## Begin

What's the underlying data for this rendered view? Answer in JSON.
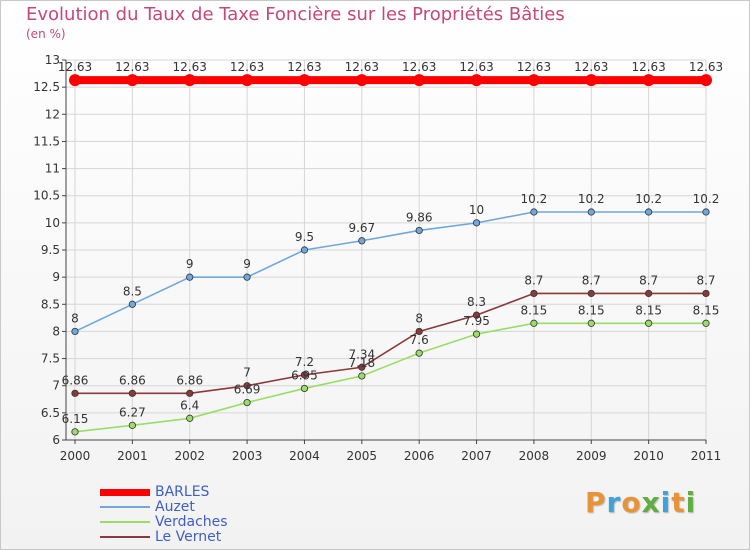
{
  "chart_data": {
    "type": "line",
    "title": "Evolution du Taux de Taxe Foncière sur les Propriétés Bâties",
    "ylabel": "(en %)",
    "xlabel": "",
    "ylim": [
      6,
      13
    ],
    "yticks": [
      "6",
      "6.5",
      "7",
      "7.5",
      "8",
      "8.5",
      "9",
      "9.5",
      "10",
      "10.5",
      "11",
      "11.5",
      "12",
      "12.5",
      "13"
    ],
    "categories": [
      "2000",
      "2001",
      "2002",
      "2003",
      "2004",
      "2005",
      "2006",
      "2007",
      "2008",
      "2009",
      "2010",
      "2011"
    ],
    "series": [
      {
        "name": "BARLES",
        "color": "#ff0000",
        "values": [
          12.63,
          12.63,
          12.63,
          12.63,
          12.63,
          12.63,
          12.63,
          12.63,
          12.63,
          12.63,
          12.63,
          12.63
        ],
        "labels": [
          "12.63",
          "12.63",
          "12.63",
          "12.63",
          "12.63",
          "12.63",
          "12.63",
          "12.63",
          "12.63",
          "12.63",
          "12.63",
          "12.63"
        ]
      },
      {
        "name": "Auzet",
        "color": "#6fa8dc",
        "values": [
          8,
          8.5,
          9,
          9,
          9.5,
          9.67,
          9.86,
          10,
          10.2,
          10.2,
          10.2,
          10.2
        ],
        "labels": [
          "8",
          "8.5",
          "9",
          "9",
          "9.5",
          "9.67",
          "9.86",
          "10",
          "10.2",
          "10.2",
          "10.2",
          "10.2"
        ]
      },
      {
        "name": "Verdaches",
        "color": "#99dd66",
        "values": [
          6.15,
          6.27,
          6.4,
          6.69,
          6.95,
          7.18,
          7.6,
          7.95,
          8.15,
          8.15,
          8.15,
          8.15
        ],
        "labels": [
          "6.15",
          "6.27",
          "6.4",
          "6.69",
          "6.95",
          "7.18",
          "7.6",
          "7.95",
          "8.15",
          "8.15",
          "8.15",
          "8.15"
        ]
      },
      {
        "name": "Le Vernet",
        "color": "#8b3a3a",
        "values": [
          6.86,
          6.86,
          6.86,
          7,
          7.2,
          7.34,
          8,
          8.3,
          8.7,
          8.7,
          8.7,
          8.7
        ],
        "labels": [
          "6.86",
          "6.86",
          "6.86",
          "7",
          "7.2",
          "7.34",
          "8",
          "8.3",
          "8.7",
          "8.7",
          "8.7",
          "8.7"
        ]
      }
    ],
    "logo_text": "Proxiti"
  }
}
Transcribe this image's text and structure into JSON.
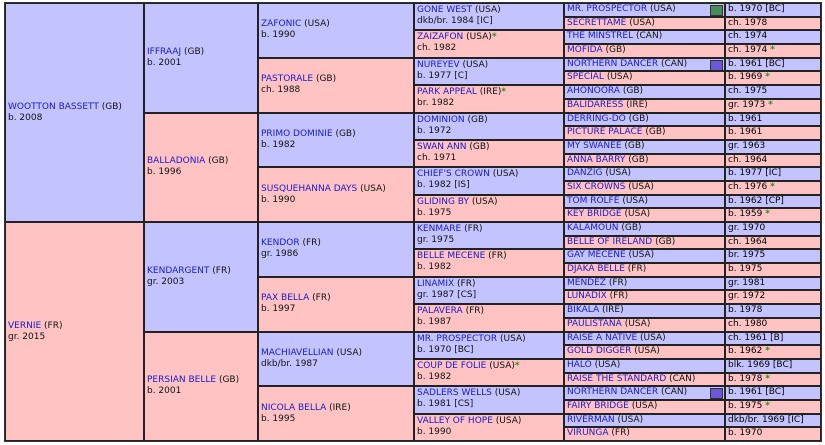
{
  "gen1": [
    {
      "name": "WOOTTON BASSETT",
      "country": "(GB)",
      "info": "b. 2008",
      "sex": "m"
    },
    {
      "name": "VERNIE",
      "country": "(FR)",
      "info": "gr. 2015",
      "sex": "f"
    }
  ],
  "gen2": [
    {
      "name": "IFFRAAJ",
      "country": "(GB)",
      "info": "b. 2001",
      "sex": "m"
    },
    {
      "name": "BALLADONIA",
      "country": "(GB)",
      "info": "b. 1996",
      "sex": "f"
    },
    {
      "name": "KENDARGENT",
      "country": "(FR)",
      "info": "gr. 2003",
      "sex": "m"
    },
    {
      "name": "PERSIAN BELLE",
      "country": "(GB)",
      "info": "b. 2001",
      "sex": "f"
    }
  ],
  "gen3": [
    {
      "name": "ZAFONIC",
      "country": "(USA)",
      "info": "b. 1990",
      "sex": "m"
    },
    {
      "name": "PASTORALE",
      "country": "(GB)",
      "info": "ch. 1988",
      "sex": "f"
    },
    {
      "name": "PRIMO DOMINIE",
      "country": "(GB)",
      "info": "b. 1982",
      "sex": "m"
    },
    {
      "name": "SUSQUEHANNA DAYS",
      "country": "(USA)",
      "info": "b. 1990",
      "sex": "f"
    },
    {
      "name": "KENDOR",
      "country": "(FR)",
      "info": "gr. 1986",
      "sex": "m"
    },
    {
      "name": "PAX BELLA",
      "country": "(FR)",
      "info": "b. 1997",
      "sex": "f"
    },
    {
      "name": "MACHIAVELLIAN",
      "country": "(USA)",
      "info": "dkb/br. 1987",
      "sex": "m"
    },
    {
      "name": "NICOLA BELLA",
      "country": "(IRE)",
      "info": "b. 1995",
      "sex": "f"
    }
  ],
  "gen4": [
    {
      "name": "GONE WEST",
      "country": "(USA)",
      "info": "dkb/br. 1984 [IC]",
      "sex": "m",
      "star": ""
    },
    {
      "name": "ZAIZAFON",
      "country": "(USA)",
      "info": "ch. 1982",
      "sex": "f",
      "star": "*"
    },
    {
      "name": "NUREYEV",
      "country": "(USA)",
      "info": "b. 1977 [C]",
      "sex": "m",
      "star": ""
    },
    {
      "name": "PARK APPEAL",
      "country": "(IRE)",
      "info": "br. 1982",
      "sex": "f",
      "star": "*"
    },
    {
      "name": "DOMINION",
      "country": "(GB)",
      "info": "b. 1972",
      "sex": "m",
      "star": ""
    },
    {
      "name": "SWAN ANN",
      "country": "(GB)",
      "info": "ch. 1971",
      "sex": "f",
      "star": ""
    },
    {
      "name": "CHIEF'S CROWN",
      "country": "(USA)",
      "info": "b. 1982 [IS]",
      "sex": "m",
      "star": ""
    },
    {
      "name": "GLIDING BY",
      "country": "(USA)",
      "info": "b. 1975",
      "sex": "f",
      "star": ""
    },
    {
      "name": "KENMARE",
      "country": "(FR)",
      "info": "gr. 1975",
      "sex": "m",
      "star": ""
    },
    {
      "name": "BELLE MECENE",
      "country": "(FR)",
      "info": "b. 1982",
      "sex": "f",
      "star": ""
    },
    {
      "name": "LINAMIX",
      "country": "(FR)",
      "info": "gr. 1987 [CS]",
      "sex": "m",
      "star": ""
    },
    {
      "name": "PALAVERA",
      "country": "(FR)",
      "info": "b. 1987",
      "sex": "f",
      "star": ""
    },
    {
      "name": "MR. PROSPECTOR",
      "country": "(USA)",
      "info": "b. 1970 [BC]",
      "sex": "m",
      "star": ""
    },
    {
      "name": "COUP DE FOLIE",
      "country": "(USA)",
      "info": "b. 1982",
      "sex": "f",
      "star": "*"
    },
    {
      "name": "SADLERS WELLS",
      "country": "(USA)",
      "info": "b. 1981 [CS]",
      "sex": "m",
      "star": ""
    },
    {
      "name": "VALLEY OF HOPE",
      "country": "(USA)",
      "info": "b. 1990",
      "sex": "f",
      "star": ""
    }
  ],
  "gen5": [
    {
      "name": "MR. PROSPECTOR",
      "country": "(USA)",
      "info": "b. 1970 [BC]",
      "sex": "m",
      "star": "",
      "box": "#4a8a5a"
    },
    {
      "name": "SECRETTAME",
      "country": "(USA)",
      "info": "ch. 1978",
      "sex": "f",
      "star": "",
      "box": ""
    },
    {
      "name": "THE MINSTREL",
      "country": "(CAN)",
      "info": "ch. 1974",
      "sex": "m",
      "star": "",
      "box": ""
    },
    {
      "name": "MOFIDA",
      "country": "(GB)",
      "info": "ch. 1974",
      "sex": "f",
      "star": "*",
      "box": ""
    },
    {
      "name": "NORTHERN DANCER",
      "country": "(CAN)",
      "info": "b. 1961 [BC]",
      "sex": "m",
      "star": "",
      "box": "#6a5ad8"
    },
    {
      "name": "SPECIAL",
      "country": "(USA)",
      "info": "b. 1969",
      "sex": "f",
      "star": "*",
      "box": ""
    },
    {
      "name": "AHONOORA",
      "country": "(GB)",
      "info": "ch. 1975",
      "sex": "m",
      "star": "",
      "box": ""
    },
    {
      "name": "BALIDARESS",
      "country": "(IRE)",
      "info": "gr. 1973",
      "sex": "f",
      "star": "*",
      "box": ""
    },
    {
      "name": "DERRING-DO",
      "country": "(GB)",
      "info": "b. 1961",
      "sex": "m",
      "star": "",
      "box": ""
    },
    {
      "name": "PICTURE PALACE",
      "country": "(GB)",
      "info": "b. 1961",
      "sex": "f",
      "star": "",
      "box": ""
    },
    {
      "name": "MY SWANEE",
      "country": "(GB)",
      "info": "gr. 1963",
      "sex": "m",
      "star": "",
      "box": ""
    },
    {
      "name": "ANNA BARRY",
      "country": "(GB)",
      "info": "ch. 1964",
      "sex": "f",
      "star": "",
      "box": ""
    },
    {
      "name": "DANZIG",
      "country": "(USA)",
      "info": "b. 1977 [IC]",
      "sex": "m",
      "star": "",
      "box": ""
    },
    {
      "name": "SIX CROWNS",
      "country": "(USA)",
      "info": "ch. 1976",
      "sex": "f",
      "star": "*",
      "box": ""
    },
    {
      "name": "TOM ROLFE",
      "country": "(USA)",
      "info": "b. 1962 [CP]",
      "sex": "m",
      "star": "",
      "box": ""
    },
    {
      "name": "KEY BRIDGE",
      "country": "(USA)",
      "info": "b. 1959",
      "sex": "f",
      "star": "*",
      "box": ""
    },
    {
      "name": "KALAMOUN",
      "country": "(GB)",
      "info": "gr. 1970",
      "sex": "m",
      "star": "",
      "box": ""
    },
    {
      "name": "BELLE OF IRELAND",
      "country": "(GB)",
      "info": "ch. 1964",
      "sex": "f",
      "star": "",
      "box": ""
    },
    {
      "name": "GAY MECENE",
      "country": "(USA)",
      "info": "br. 1975",
      "sex": "m",
      "star": "",
      "box": ""
    },
    {
      "name": "DJAKA BELLE",
      "country": "(FR)",
      "info": "b. 1975",
      "sex": "f",
      "star": "",
      "box": ""
    },
    {
      "name": "MENDEZ",
      "country": "(FR)",
      "info": "gr. 1981",
      "sex": "m",
      "star": "",
      "box": ""
    },
    {
      "name": "LUNADIX",
      "country": "(FR)",
      "info": "gr. 1972",
      "sex": "f",
      "star": "",
      "box": ""
    },
    {
      "name": "BIKALA",
      "country": "(IRE)",
      "info": "b. 1978",
      "sex": "m",
      "star": "",
      "box": ""
    },
    {
      "name": "PAULISTANA",
      "country": "(USA)",
      "info": "ch. 1980",
      "sex": "f",
      "star": "",
      "box": ""
    },
    {
      "name": "RAISE A NATIVE",
      "country": "(USA)",
      "info": "ch. 1961 [B]",
      "sex": "m",
      "star": "",
      "box": ""
    },
    {
      "name": "GOLD DIGGER",
      "country": "(USA)",
      "info": "b. 1962",
      "sex": "f",
      "star": "*",
      "box": ""
    },
    {
      "name": "HALO",
      "country": "(USA)",
      "info": "blk. 1969 [BC]",
      "sex": "m",
      "star": "",
      "box": ""
    },
    {
      "name": "RAISE THE STANDARD",
      "country": "(CAN)",
      "info": "b. 1978",
      "sex": "f",
      "star": "*",
      "box": ""
    },
    {
      "name": "NORTHERN DANCER",
      "country": "(CAN)",
      "info": "b. 1961 [BC]",
      "sex": "m",
      "star": "",
      "box": "#6a5ad8"
    },
    {
      "name": "FAIRY BRIDGE",
      "country": "(USA)",
      "info": "b. 1975",
      "sex": "f",
      "star": "*",
      "box": ""
    },
    {
      "name": "RIVERMAN",
      "country": "(USA)",
      "info": "dkb/br. 1969 [IC]",
      "sex": "m",
      "star": "",
      "box": ""
    },
    {
      "name": "VIRUNGA",
      "country": "(FR)",
      "info": "b. 1970",
      "sex": "f",
      "star": "",
      "box": ""
    }
  ],
  "colors": {
    "male": "#c3c3ff",
    "female": "#ffc3c3",
    "link": "#1a1ac8",
    "star": "#2a8a2a",
    "border": "#222222"
  }
}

## End

§ **Given task**: Tally the lines that hold the string "BELLE" and state the total, nothing more.

§ **Task solution**: 4